┌──
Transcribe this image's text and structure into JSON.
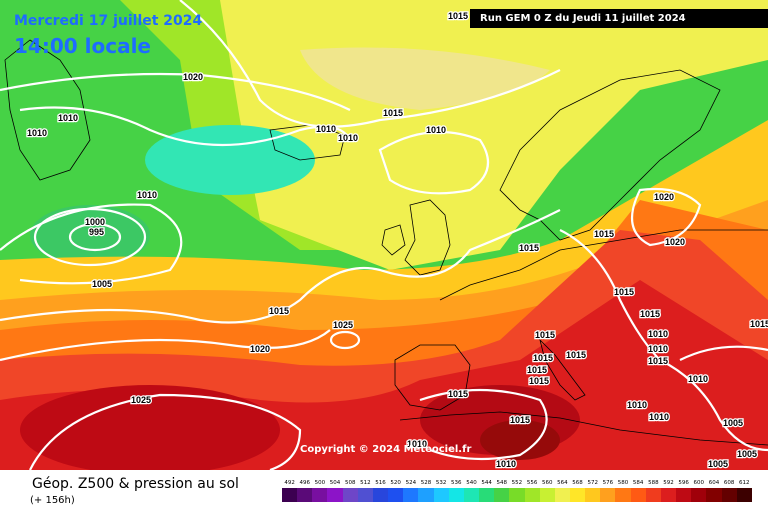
{
  "header": {
    "date_label": "Mercredi 17 juillet 2024",
    "time_label": "14:00 locale",
    "run_label": "Run GEM 0 Z du Jeudi 11 juillet 2024"
  },
  "copyright": "Copyright © 2024 Meteociel.fr",
  "footer": {
    "title": "Géop. Z500 & pression au sol",
    "subtitle": "(+ 156h)"
  },
  "isobars": [
    {
      "id": "isobar-1020",
      "value": "1020"
    },
    {
      "id": "isobar-1015",
      "value": "1015"
    },
    {
      "id": "isobar-1010",
      "value": "1010"
    },
    {
      "id": "isobar-1005",
      "value": "1005"
    },
    {
      "id": "isobar-1000",
      "value": "1000"
    },
    {
      "id": "isobar-995",
      "value": "995"
    },
    {
      "id": "isobar-1025",
      "value": "1025"
    }
  ],
  "pressure_labels": [
    "1015",
    "1020",
    "1010",
    "1010",
    "1010",
    "1010",
    "1015",
    "1010",
    "1010",
    "1000",
    "995",
    "1005",
    "1020",
    "1015",
    "1020",
    "1015",
    "1015",
    "1025",
    "1015",
    "1015",
    "1020",
    "1015",
    "1015",
    "1015",
    "1015",
    "1015",
    "1015",
    "1010",
    "1010",
    "1015",
    "1015",
    "1025",
    "1015",
    "1010",
    "1010",
    "1005",
    "1005",
    "1005",
    "1010",
    "1010",
    "1010"
  ],
  "scale": {
    "labels": [
      "492",
      "496",
      "500",
      "504",
      "508",
      "512",
      "516",
      "520",
      "524",
      "528",
      "532",
      "536",
      "540",
      "544",
      "548",
      "552",
      "556",
      "560",
      "564",
      "568",
      "572",
      "576",
      "580",
      "584",
      "588",
      "592",
      "596",
      "600",
      "604",
      "608",
      "612"
    ],
    "colors": [
      "#3c0050",
      "#5a0a78",
      "#780fa0",
      "#8c14c8",
      "#6e46c8",
      "#5050d2",
      "#2846dc",
      "#1e50f0",
      "#1e78ff",
      "#1ea0ff",
      "#1ec8ff",
      "#14e6e6",
      "#1ee6b4",
      "#28dc78",
      "#46d246",
      "#78dc28",
      "#a0e628",
      "#c8f032",
      "#f0f050",
      "#ffe628",
      "#ffc81e",
      "#ffa01e",
      "#ff7814",
      "#ff5a14",
      "#f03c1e",
      "#dc1e1e",
      "#be0a14",
      "#a0000a",
      "#820000",
      "#640000",
      "#3c0000"
    ]
  }
}
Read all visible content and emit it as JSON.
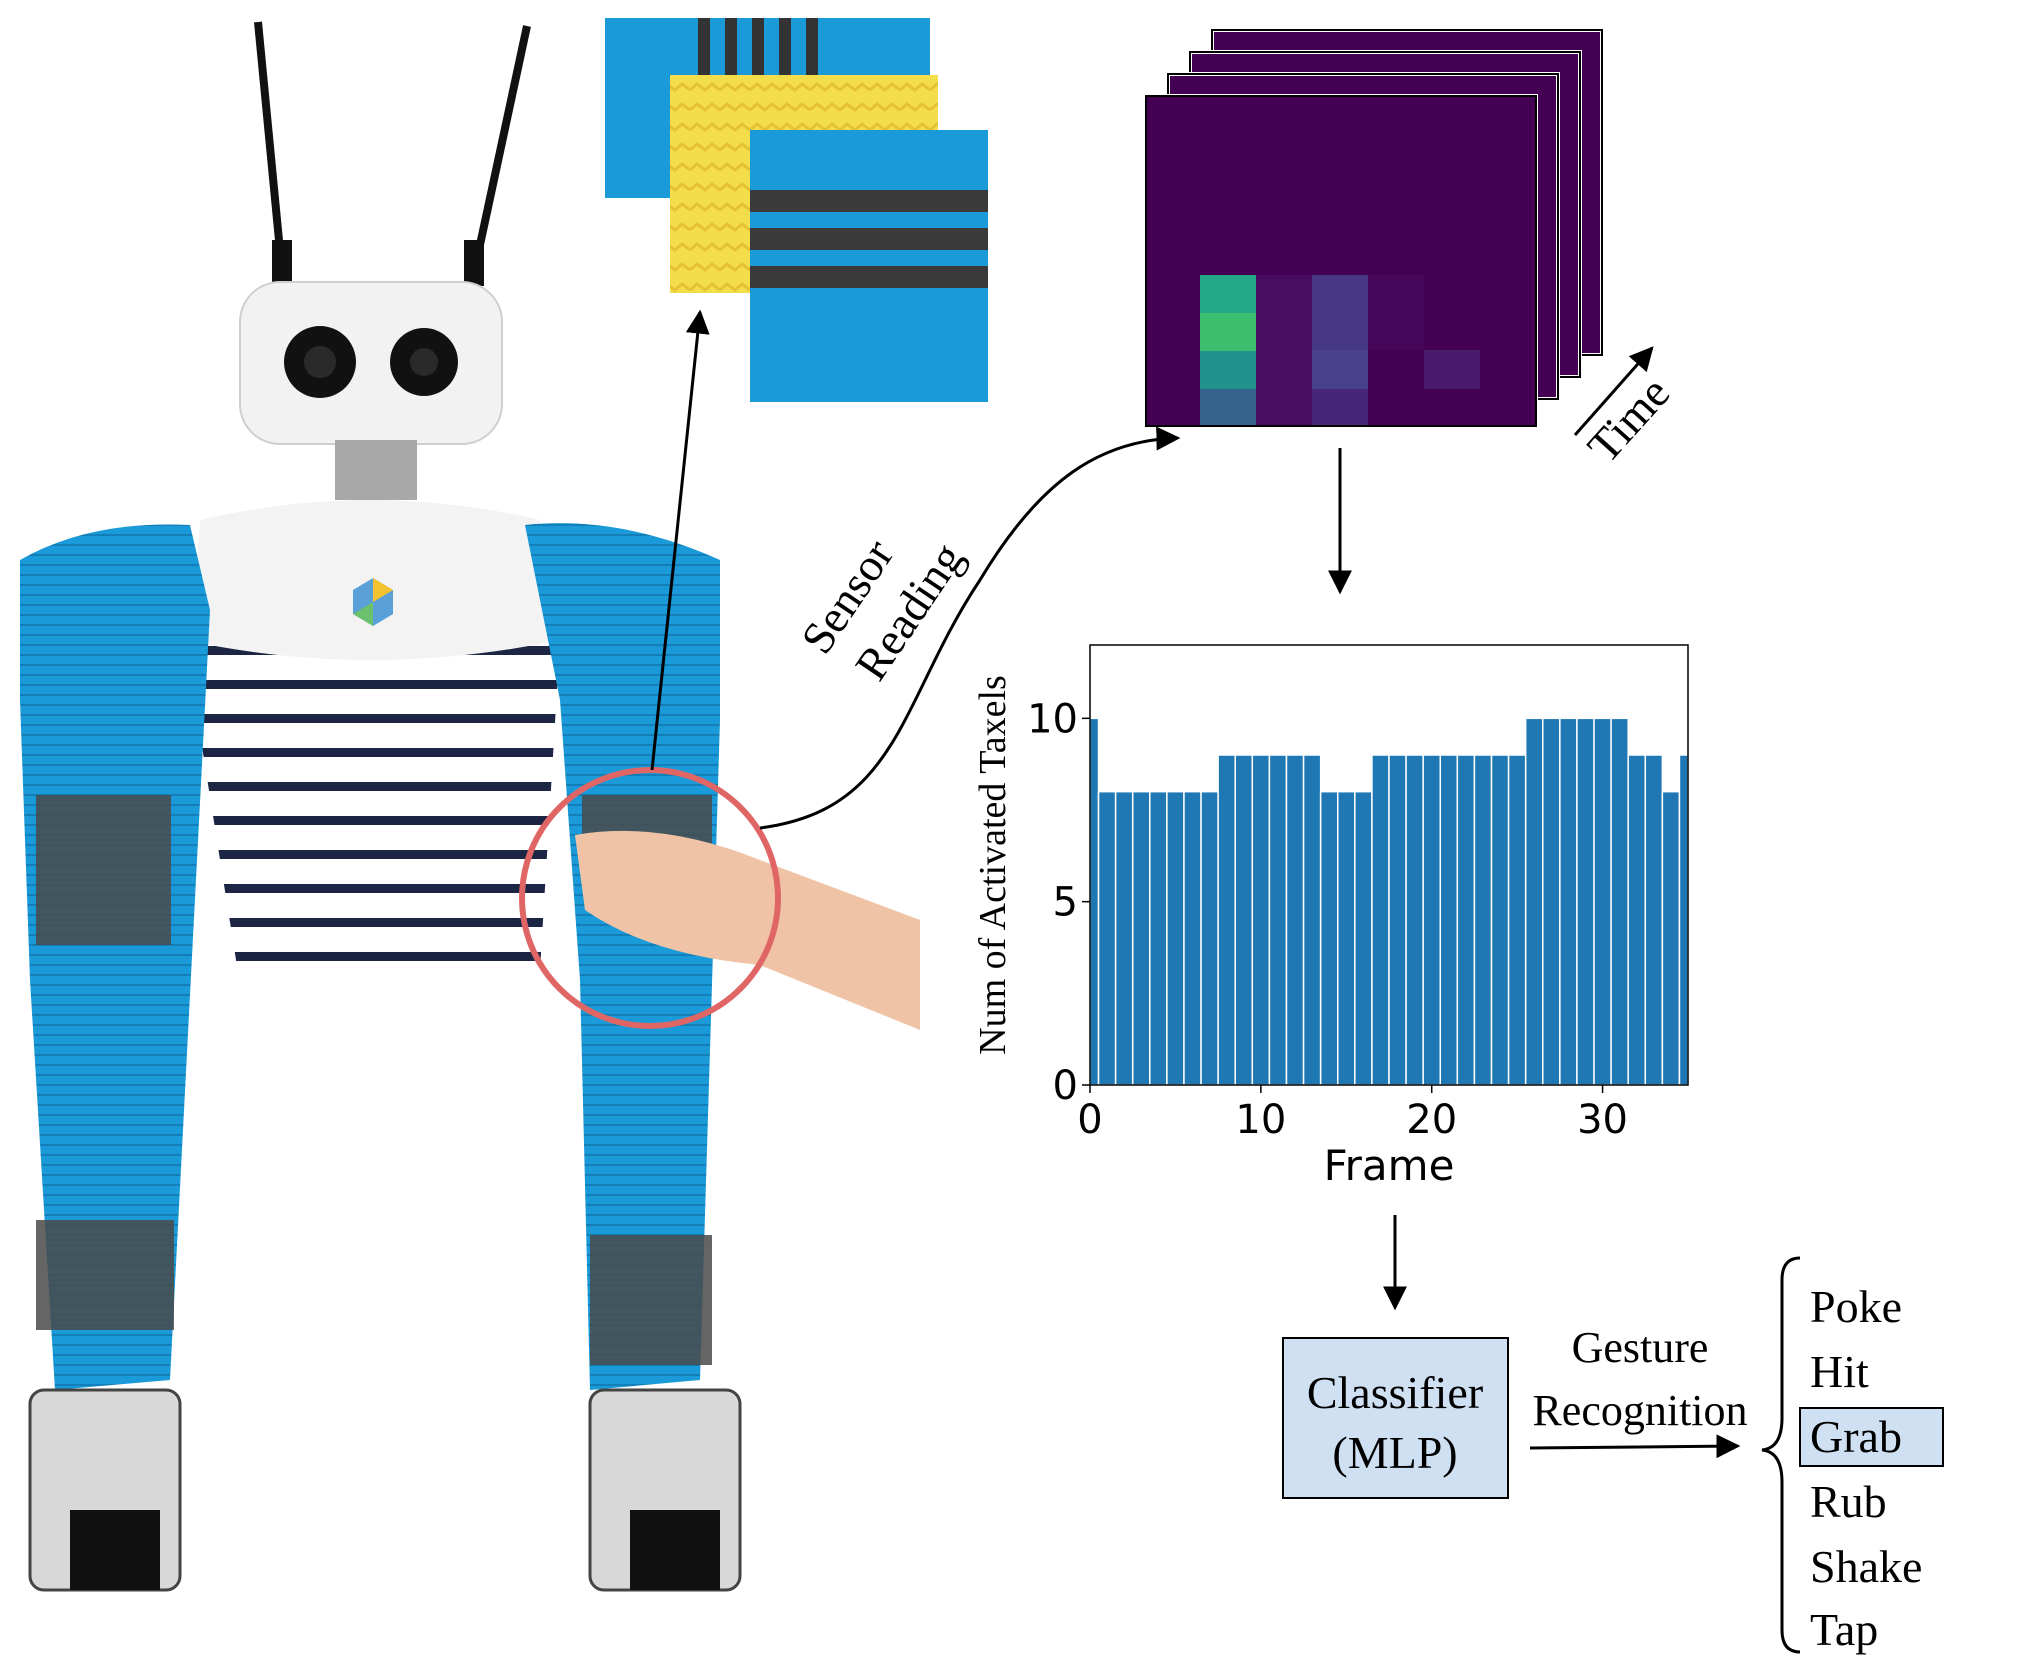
{
  "labels": {
    "sensor_line1": "Sensor",
    "sensor_line2": "Reading",
    "time": "Time",
    "classifier_line1": "Classifier",
    "classifier_line2": "(MLP)",
    "gesture_line1": "Gesture",
    "gesture_line2": "Recognition"
  },
  "gestures": {
    "items": [
      "Poke",
      "Hit",
      "Grab",
      "Rub",
      "Shake",
      "Tap"
    ],
    "selected": "Grab"
  },
  "colors": {
    "bar": "#1f77b4",
    "classifier_box": "#cfe0f3",
    "highlight_box": "#cfe0f3",
    "sleeve_blue": "#1a9ad8",
    "sleeve_dark": "#4a4a4a",
    "circle": "#e06666",
    "heatmap_bg": "#440154"
  },
  "chart_data": {
    "type": "bar",
    "xlabel": "Frame",
    "ylabel": "Num of Activated Taxels",
    "xlim": [
      0,
      35
    ],
    "ylim": [
      0,
      12
    ],
    "xticks": [
      "0",
      "10",
      "20",
      "30"
    ],
    "yticks": [
      "0",
      "5",
      "10"
    ],
    "x": [
      0,
      1,
      2,
      3,
      4,
      5,
      6,
      7,
      8,
      9,
      10,
      11,
      12,
      13,
      14,
      15,
      16,
      17,
      18,
      19,
      20,
      21,
      22,
      23,
      24,
      25,
      26,
      27,
      28,
      29,
      30,
      31,
      32,
      33,
      34,
      35
    ],
    "values": [
      10,
      8,
      8,
      8,
      8,
      8,
      8,
      8,
      9,
      9,
      9,
      9,
      9,
      9,
      8,
      8,
      8,
      9,
      9,
      9,
      9,
      9,
      9,
      9,
      9,
      9,
      10,
      10,
      10,
      10,
      10,
      10,
      9,
      9,
      8,
      9
    ]
  }
}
└──
From the entries, copy out each line containing the word "juillet".

    "date_label": "Mercredi 17 juillet 2024",
    "run_label": "Run GEM 0 Z du Jeudi 11 juillet 2024"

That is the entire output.